[start]
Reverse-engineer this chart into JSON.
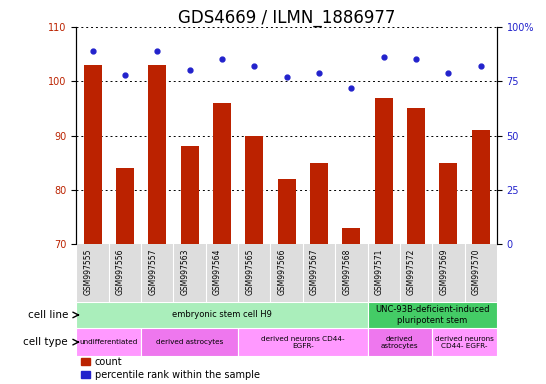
{
  "title": "GDS4669 / ILMN_1886977",
  "samples": [
    "GSM997555",
    "GSM997556",
    "GSM997557",
    "GSM997563",
    "GSM997564",
    "GSM997565",
    "GSM997566",
    "GSM997567",
    "GSM997568",
    "GSM997571",
    "GSM997572",
    "GSM997569",
    "GSM997570"
  ],
  "bar_tops": [
    103,
    84,
    103,
    88,
    96,
    90,
    82,
    85,
    73,
    97,
    95,
    85,
    91
  ],
  "bar_bottom": 70,
  "percentile_values": [
    89,
    78,
    89,
    80,
    85,
    82,
    77,
    79,
    72,
    86,
    85,
    79,
    82
  ],
  "ylim_left": [
    70,
    110
  ],
  "ylim_right": [
    0,
    100
  ],
  "yticks_left": [
    70,
    80,
    90,
    100,
    110
  ],
  "yticks_right": [
    0,
    25,
    50,
    75,
    100
  ],
  "bar_color": "#BB2200",
  "dot_color": "#2222CC",
  "cell_line_groups": [
    {
      "label": "embryonic stem cell H9",
      "start": 0,
      "end": 9,
      "color": "#AAEEBB"
    },
    {
      "label": "UNC-93B-deficient-induced\npluripotent stem",
      "start": 9,
      "end": 13,
      "color": "#44CC66"
    }
  ],
  "cell_type_groups": [
    {
      "label": "undifferentiated",
      "start": 0,
      "end": 2,
      "color": "#FF99FF"
    },
    {
      "label": "derived astrocytes",
      "start": 2,
      "end": 5,
      "color": "#EE77EE"
    },
    {
      "label": "derived neurons CD44-\nEGFR-",
      "start": 5,
      "end": 9,
      "color": "#FF99FF"
    },
    {
      "label": "derived\nastrocytes",
      "start": 9,
      "end": 11,
      "color": "#EE77EE"
    },
    {
      "label": "derived neurons\nCD44- EGFR-",
      "start": 11,
      "end": 13,
      "color": "#FF99FF"
    }
  ],
  "row_label_cell_line": "cell line",
  "row_label_cell_type": "cell type",
  "legend_count_label": "count",
  "legend_pct_label": "percentile rank within the sample",
  "title_fontsize": 12,
  "tick_fontsize": 7,
  "bar_width": 0.55
}
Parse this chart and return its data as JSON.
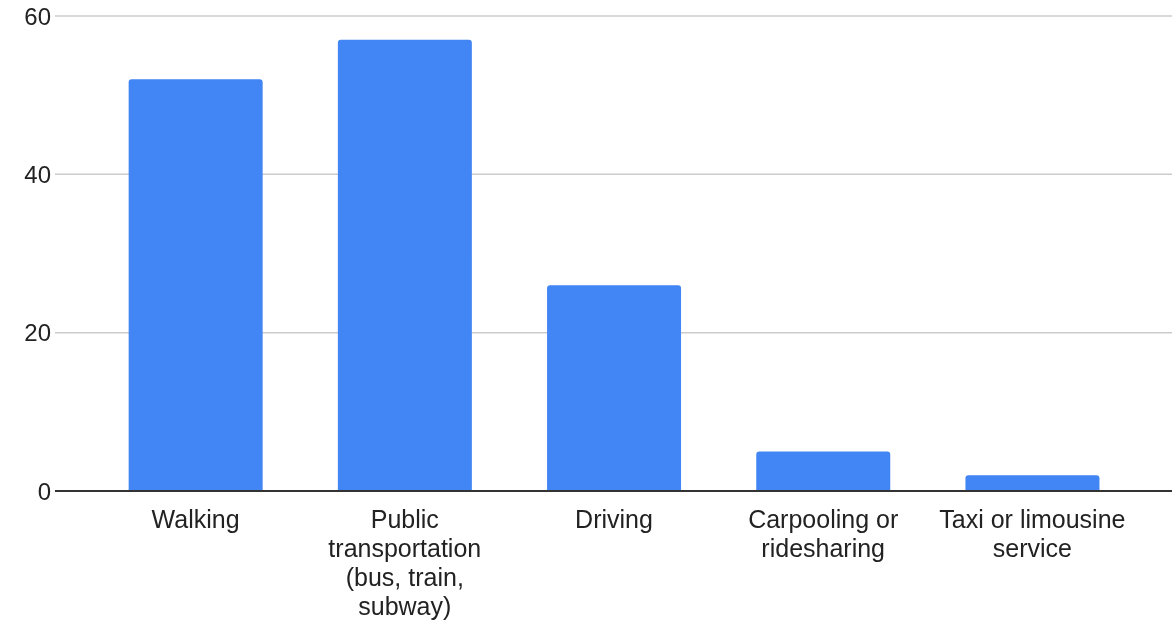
{
  "chart_data": {
    "type": "bar",
    "categories": [
      "Walking",
      "Public transportation (bus, train, subway)",
      "Driving",
      "Carpooling or ridesharing",
      "Taxi or limousine service"
    ],
    "values": [
      52,
      57,
      26,
      5,
      2
    ],
    "color": "#4285f4",
    "ylim": [
      0,
      60
    ],
    "yticks": [
      0,
      20,
      40,
      60
    ],
    "grid": "y"
  }
}
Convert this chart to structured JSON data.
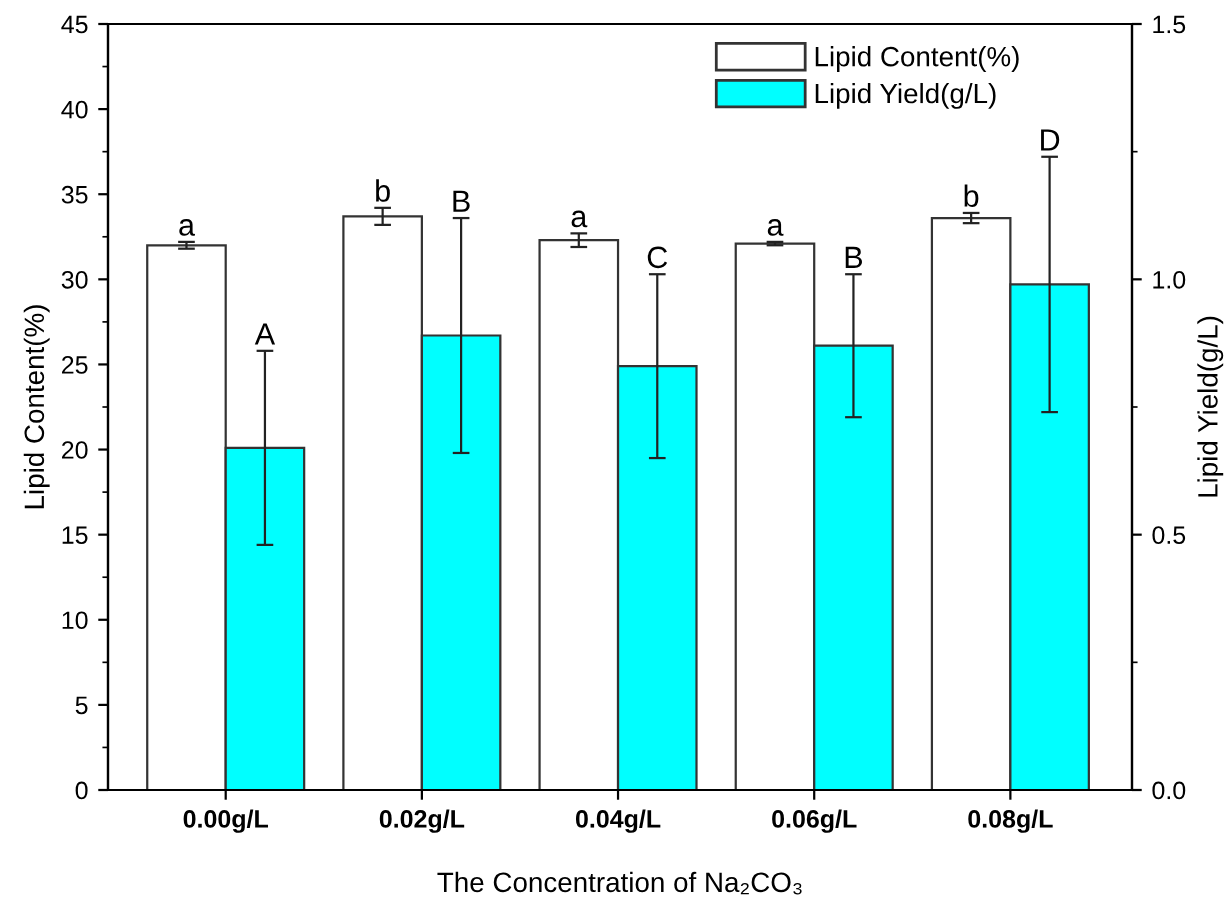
{
  "chart_data": {
    "type": "bar",
    "xlabel": "The Concentration of Na₂CO₃",
    "ylabel": "Lipid Content(%)",
    "y2label": "Lipid Yield(g/L)",
    "categories": [
      "0.00g/L",
      "0.02g/L",
      "0.04g/L",
      "0.06g/L",
      "0.08g/L"
    ],
    "series": [
      {
        "name": "Lipid Content(%)",
        "color": "#ffffff",
        "values": [
          32.0,
          33.7,
          32.3,
          32.1,
          33.6
        ],
        "errors": [
          0.2,
          0.5,
          0.4,
          0.1,
          0.3
        ]
      },
      {
        "name": "Lipid Yield(g/L)",
        "color": "#00ffff",
        "axis": "y2",
        "values": [
          0.67,
          0.89,
          0.83,
          0.87,
          0.99
        ],
        "errors": [
          0.19,
          0.23,
          0.18,
          0.14,
          0.25
        ]
      }
    ],
    "annotations": [
      "a",
      "b",
      "a",
      "a",
      "b",
      "A",
      "B",
      "C",
      "B",
      "D"
    ],
    "ylim": [
      0,
      45
    ],
    "yticks": [
      0,
      5,
      10,
      15,
      20,
      25,
      30,
      35,
      40,
      45
    ],
    "y2lim": [
      0,
      1.5
    ],
    "y2ticks": [
      {
        "value": 0,
        "label": "0.0"
      },
      {
        "value": 0.5,
        "label": "0.5"
      },
      {
        "value": 1.0,
        "label": "1.0"
      },
      {
        "value": 1.5,
        "label": "1.5"
      }
    ],
    "legend": "top right",
    "grid": false
  }
}
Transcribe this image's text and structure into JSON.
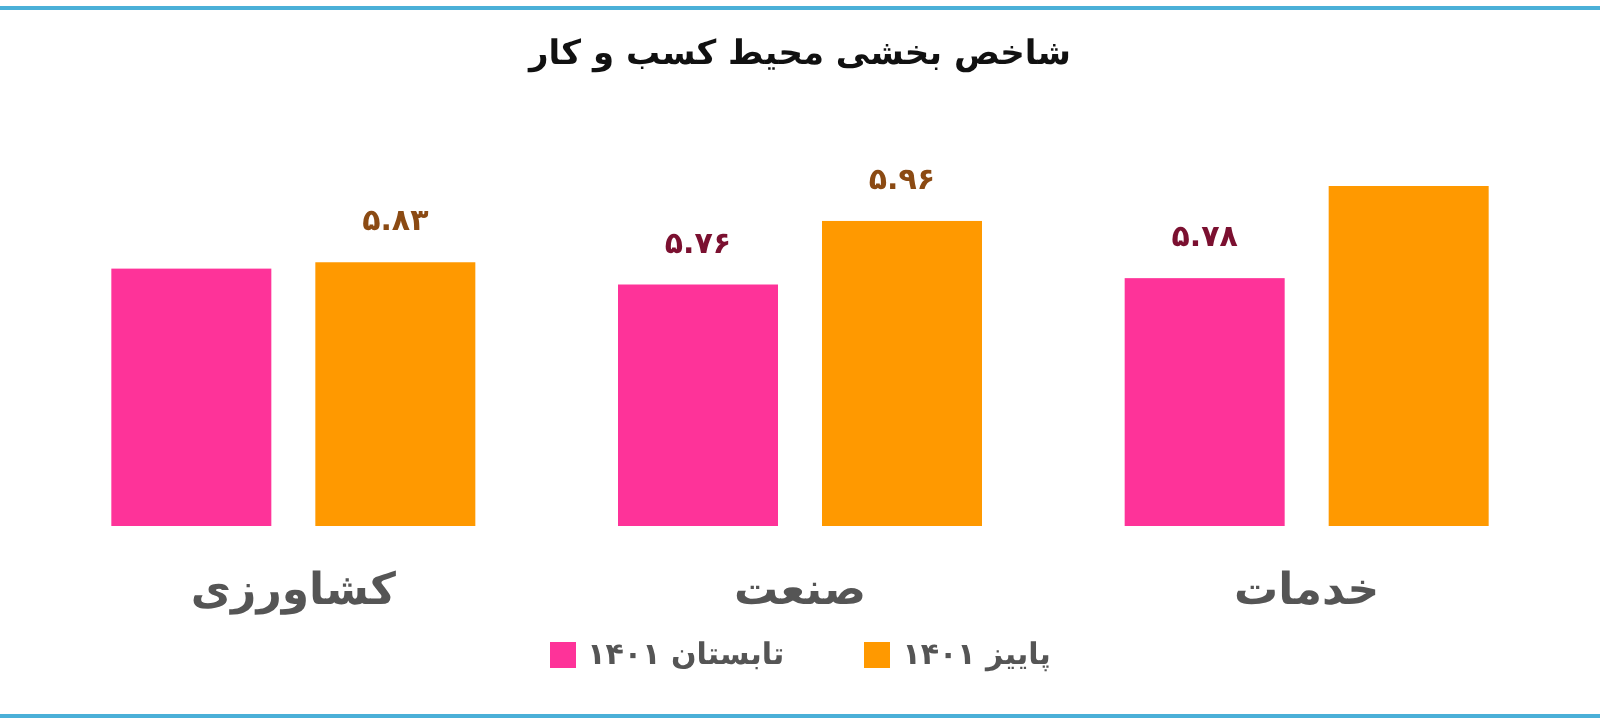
{
  "chart_data": {
    "type": "bar",
    "title": "شاخص بخشی محیط کسب و کار",
    "categories": [
      "کشاورزی",
      "صنعت",
      "خدمات"
    ],
    "series": [
      {
        "name": "تابستان ۱۴۰۱",
        "color": "#fe3399",
        "values": [
          5.81,
          5.76,
          5.78
        ],
        "value_labels": [
          null,
          "۵.۷۶",
          "۵.۷۸"
        ]
      },
      {
        "name": "پاییز ۱۴۰۱",
        "color": "#ff9900",
        "values": [
          5.83,
          5.96,
          6.07
        ],
        "value_labels": [
          "۵.۸۳",
          "۵.۹۶",
          null
        ]
      }
    ],
    "ylim": [
      5,
      6.07
    ],
    "legend": "bottom"
  }
}
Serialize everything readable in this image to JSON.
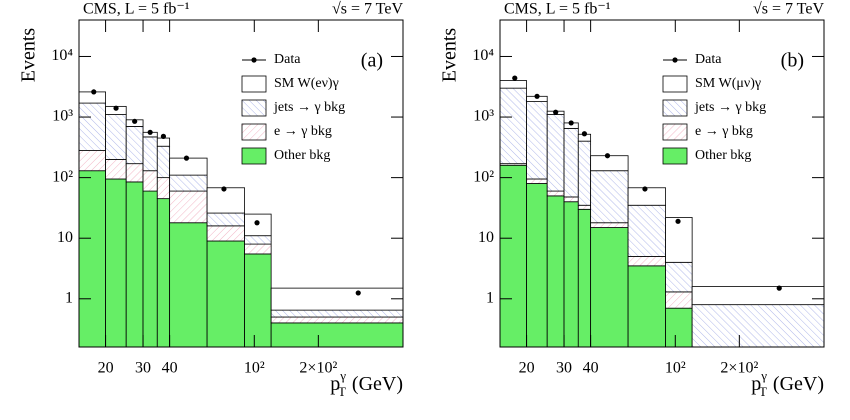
{
  "chart_data": [
    {
      "type": "histogram",
      "title": "CMS, L = 5 fb⁻¹",
      "energy": "√s = 7 TeV",
      "annotation": "(a)",
      "ylabel": "Events",
      "xlabel": {
        "base": "p",
        "sub": "T",
        "sup": "γ",
        "unit": "(GeV)"
      },
      "log_x": true,
      "log_y": true,
      "xlim": [
        15,
        500
      ],
      "ylim": [
        0.16,
        40000
      ],
      "xticks": [
        20,
        30,
        40,
        {
          "value": 100,
          "label": "10²"
        },
        {
          "value": 200,
          "label": "2×10²"
        }
      ],
      "yticks": [
        1,
        10,
        {
          "value": 100,
          "label": "10²"
        },
        {
          "value": 1000,
          "label": "10³"
        },
        {
          "value": 10000,
          "label": "10⁴"
        }
      ],
      "bins": [
        15,
        20,
        25,
        30,
        35,
        40,
        60,
        90,
        120,
        500
      ],
      "series": [
        {
          "name": "Other bkg",
          "color": "#66ee66",
          "fill_style": "solid",
          "values": [
            130,
            95,
            85,
            60,
            45,
            18,
            9,
            5.5,
            0.4
          ]
        },
        {
          "name": "e → γ bkg",
          "color": "#f2b6c6",
          "fill_style": "hatch",
          "values": [
            150,
            105,
            85,
            70,
            55,
            42,
            7,
            2.5,
            0.1
          ]
        },
        {
          "name": "jets → γ bkg",
          "color": "#b0b8ea",
          "fill_style": "hatch",
          "values": [
            1420,
            900,
            530,
            340,
            230,
            50,
            10,
            3,
            0.15
          ]
        },
        {
          "name": "SM W(eν)γ",
          "color": "#ffffff",
          "fill_style": "solid",
          "values": [
            900,
            400,
            200,
            90,
            120,
            100,
            42,
            14,
            0.85
          ]
        }
      ],
      "data": {
        "name": "Data",
        "color": "#000000",
        "x": [
          17.6,
          22.4,
          27.4,
          32.4,
          37.4,
          48,
          72,
          103,
          308
        ],
        "values": [
          2600,
          1400,
          850,
          560,
          480,
          210,
          65,
          18,
          1.25
        ]
      },
      "legend": "upper right"
    },
    {
      "type": "histogram",
      "title": "CMS, L = 5 fb⁻¹",
      "energy": "√s = 7 TeV",
      "annotation": "(b)",
      "ylabel": "Events",
      "xlabel": {
        "base": "p",
        "sub": "T",
        "sup": "γ",
        "unit": "(GeV)"
      },
      "log_x": true,
      "log_y": true,
      "xlim": [
        15,
        500
      ],
      "ylim": [
        0.16,
        40000
      ],
      "xticks": [
        20,
        30,
        40,
        {
          "value": 100,
          "label": "10²"
        },
        {
          "value": 200,
          "label": "2×10²"
        }
      ],
      "yticks": [
        1,
        10,
        {
          "value": 100,
          "label": "10²"
        },
        {
          "value": 1000,
          "label": "10³"
        },
        {
          "value": 10000,
          "label": "10⁴"
        }
      ],
      "bins": [
        15,
        20,
        25,
        30,
        35,
        40,
        60,
        90,
        120,
        500
      ],
      "series": [
        {
          "name": "Other bkg",
          "color": "#66ee66",
          "fill_style": "solid",
          "values": [
            160,
            80,
            50,
            40,
            30,
            15,
            3.5,
            0.7,
            0
          ]
        },
        {
          "name": "e → γ bkg",
          "color": "#f2b6c6",
          "fill_style": "hatch",
          "values": [
            10,
            15,
            10,
            8,
            5,
            3,
            1.5,
            0.6,
            0
          ]
        },
        {
          "name": "jets → γ bkg",
          "color": "#b0b8ea",
          "fill_style": "hatch",
          "values": [
            2830,
            1705,
            1040,
            602,
            365,
            112,
            30,
            2.7,
            0.8
          ]
        },
        {
          "name": "SM W(μν)γ",
          "color": "#ffffff",
          "fill_style": "solid",
          "values": [
            1000,
            400,
            150,
            150,
            120,
            100,
            33,
            18,
            0.8
          ]
        }
      ],
      "data": {
        "name": "Data",
        "color": "#000000",
        "x": [
          17.6,
          22.4,
          27.4,
          32.4,
          37.4,
          48,
          72,
          103,
          308
        ],
        "values": [
          4400,
          2200,
          1200,
          800,
          530,
          230,
          65,
          19,
          1.5
        ]
      },
      "legend": "upper right"
    }
  ]
}
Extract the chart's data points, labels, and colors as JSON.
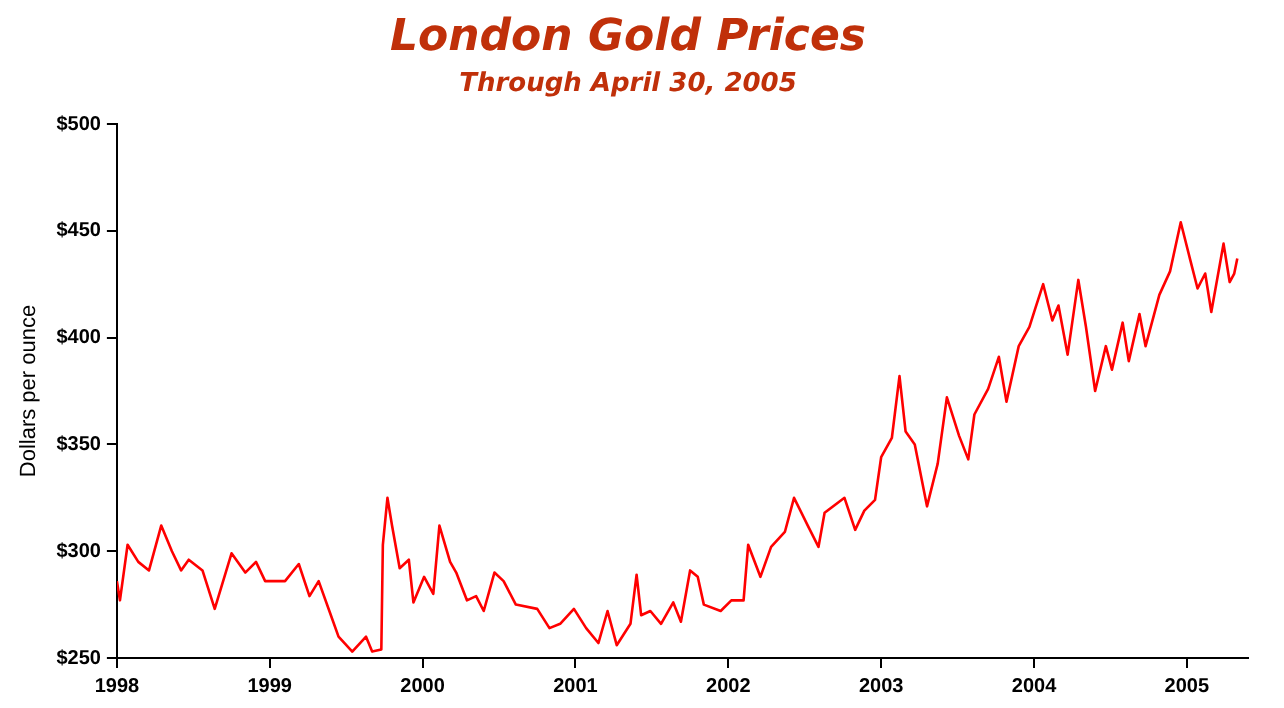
{
  "chart_data": {
    "type": "line",
    "title": "London Gold Prices",
    "subtitle": "Through April 30, 2005",
    "ylabel": "Dollars per ounce",
    "xlim": [
      1998,
      2005.4
    ],
    "xticks": [
      1998,
      1999,
      2000,
      2001,
      2002,
      2003,
      2004,
      2005
    ],
    "ylim": [
      250,
      500
    ],
    "yticks": [
      {
        "value": 250,
        "label": "$250"
      },
      {
        "value": 300,
        "label": "$300"
      },
      {
        "value": 350,
        "label": "$350"
      },
      {
        "value": 400,
        "label": "$400"
      },
      {
        "value": 450,
        "label": "$450"
      },
      {
        "value": 500,
        "label": "$500"
      }
    ],
    "grid": false,
    "legend": false,
    "marker": "none",
    "line_style": "solid",
    "series": [
      {
        "color": "#ff0000",
        "x": [
          1998.0,
          1998.02,
          1998.07,
          1998.14,
          1998.21,
          1998.29,
          1998.36,
          1998.42,
          1998.47,
          1998.56,
          1998.64,
          1998.75,
          1998.84,
          1998.91,
          1998.97,
          1999.1,
          1999.19,
          1999.26,
          1999.32,
          1999.39,
          1999.45,
          1999.54,
          1999.63,
          1999.67,
          1999.73,
          1999.74,
          1999.77,
          1999.8,
          1999.85,
          1999.91,
          1999.94,
          2000.01,
          2000.07,
          2000.11,
          2000.18,
          2000.22,
          2000.29,
          2000.35,
          2000.4,
          2000.47,
          2000.53,
          2000.61,
          2000.75,
          2000.83,
          2000.9,
          2000.99,
          2001.07,
          2001.15,
          2001.21,
          2001.27,
          2001.36,
          2001.4,
          2001.43,
          2001.49,
          2001.56,
          2001.64,
          2001.69,
          2001.75,
          2001.8,
          2001.84,
          2001.95,
          2002.02,
          2002.1,
          2002.13,
          2002.21,
          2002.28,
          2002.37,
          2002.43,
          2002.52,
          2002.59,
          2002.63,
          2002.76,
          2002.83,
          2002.89,
          2002.96,
          2003.0,
          2003.07,
          2003.12,
          2003.16,
          2003.22,
          2003.3,
          2003.37,
          2003.43,
          2003.51,
          2003.57,
          2003.61,
          2003.7,
          2003.77,
          2003.82,
          2003.9,
          2003.97,
          2004.01,
          2004.06,
          2004.12,
          2004.16,
          2004.22,
          2004.29,
          2004.34,
          2004.4,
          2004.47,
          2004.51,
          2004.58,
          2004.62,
          2004.69,
          2004.73,
          2004.82,
          2004.89,
          2004.96,
          2005.02,
          2005.07,
          2005.12,
          2005.16,
          2005.24,
          2005.28,
          2005.31,
          2005.33
        ],
        "values": [
          286,
          277,
          303,
          295,
          291,
          312,
          300,
          291,
          296,
          291,
          273,
          299,
          290,
          295,
          286,
          286,
          294,
          279,
          286,
          272,
          260,
          253,
          260,
          253,
          254,
          303,
          325,
          312,
          292,
          296,
          276,
          288,
          280,
          312,
          295,
          290,
          277,
          279,
          272,
          290,
          286,
          275,
          273,
          264,
          266,
          273,
          264,
          257,
          272,
          256,
          266,
          289,
          270,
          272,
          266,
          276,
          267,
          291,
          288,
          275,
          272,
          277,
          277,
          303,
          288,
          302,
          309,
          325,
          312,
          302,
          318,
          325,
          310,
          319,
          324,
          344,
          353,
          382,
          356,
          350,
          321,
          341,
          372,
          354,
          343,
          364,
          376,
          391,
          370,
          396,
          405,
          414,
          425,
          408,
          415,
          392,
          427,
          405,
          375,
          396,
          385,
          407,
          389,
          411,
          396,
          420,
          431,
          454,
          437,
          423,
          430,
          412,
          444,
          426,
          430,
          437
        ]
      }
    ]
  }
}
[end]
Filter the listing above by the word "ylabel"; copy each line that passes.

**RESULT:**
    "ylabel": "Lipid Content(%)",
      "ylabel": "Events",
      "ylabel": "Events",
    "ylabel": "Dollars per ounce",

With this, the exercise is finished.